**Problem description**
Pull every "name" line out of the data below.

**Supplied material**
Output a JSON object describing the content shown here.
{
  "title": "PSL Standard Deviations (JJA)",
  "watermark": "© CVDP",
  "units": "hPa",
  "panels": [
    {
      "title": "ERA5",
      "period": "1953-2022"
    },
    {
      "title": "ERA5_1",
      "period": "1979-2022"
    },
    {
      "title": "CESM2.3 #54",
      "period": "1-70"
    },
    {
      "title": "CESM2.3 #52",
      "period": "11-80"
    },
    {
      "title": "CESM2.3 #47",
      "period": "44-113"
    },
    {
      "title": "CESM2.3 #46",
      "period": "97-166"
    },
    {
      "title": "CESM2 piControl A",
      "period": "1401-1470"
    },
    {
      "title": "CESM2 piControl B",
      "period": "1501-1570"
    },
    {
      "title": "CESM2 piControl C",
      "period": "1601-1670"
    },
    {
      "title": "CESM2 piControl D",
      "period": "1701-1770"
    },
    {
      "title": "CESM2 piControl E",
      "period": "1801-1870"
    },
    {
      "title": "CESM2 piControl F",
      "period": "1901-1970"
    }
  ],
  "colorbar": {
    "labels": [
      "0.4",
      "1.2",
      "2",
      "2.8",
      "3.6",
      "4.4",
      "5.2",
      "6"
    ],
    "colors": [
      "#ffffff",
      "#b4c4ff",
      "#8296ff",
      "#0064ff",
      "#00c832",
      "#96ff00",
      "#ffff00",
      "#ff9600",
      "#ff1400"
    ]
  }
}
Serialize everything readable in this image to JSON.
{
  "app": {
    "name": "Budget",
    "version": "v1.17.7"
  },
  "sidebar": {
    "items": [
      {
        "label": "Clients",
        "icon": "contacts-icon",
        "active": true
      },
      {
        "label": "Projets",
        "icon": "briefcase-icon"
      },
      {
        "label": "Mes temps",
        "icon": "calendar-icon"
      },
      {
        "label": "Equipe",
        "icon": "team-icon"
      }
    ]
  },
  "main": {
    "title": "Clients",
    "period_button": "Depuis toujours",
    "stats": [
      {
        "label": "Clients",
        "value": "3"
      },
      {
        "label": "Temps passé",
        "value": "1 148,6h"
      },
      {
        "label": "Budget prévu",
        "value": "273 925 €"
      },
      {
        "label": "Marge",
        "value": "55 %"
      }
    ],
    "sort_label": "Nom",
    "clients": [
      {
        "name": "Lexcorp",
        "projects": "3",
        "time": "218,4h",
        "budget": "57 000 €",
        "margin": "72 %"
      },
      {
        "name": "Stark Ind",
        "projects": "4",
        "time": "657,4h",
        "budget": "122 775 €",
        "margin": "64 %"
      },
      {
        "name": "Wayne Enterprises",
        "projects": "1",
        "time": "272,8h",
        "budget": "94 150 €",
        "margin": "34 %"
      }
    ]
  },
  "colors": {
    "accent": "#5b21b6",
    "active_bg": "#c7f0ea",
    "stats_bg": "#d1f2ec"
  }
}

**Written solution**
    "name": "Budget",
        "name": "Lexcorp",
        "name": "Stark Ind",
        "name": "Wayne Enterprises",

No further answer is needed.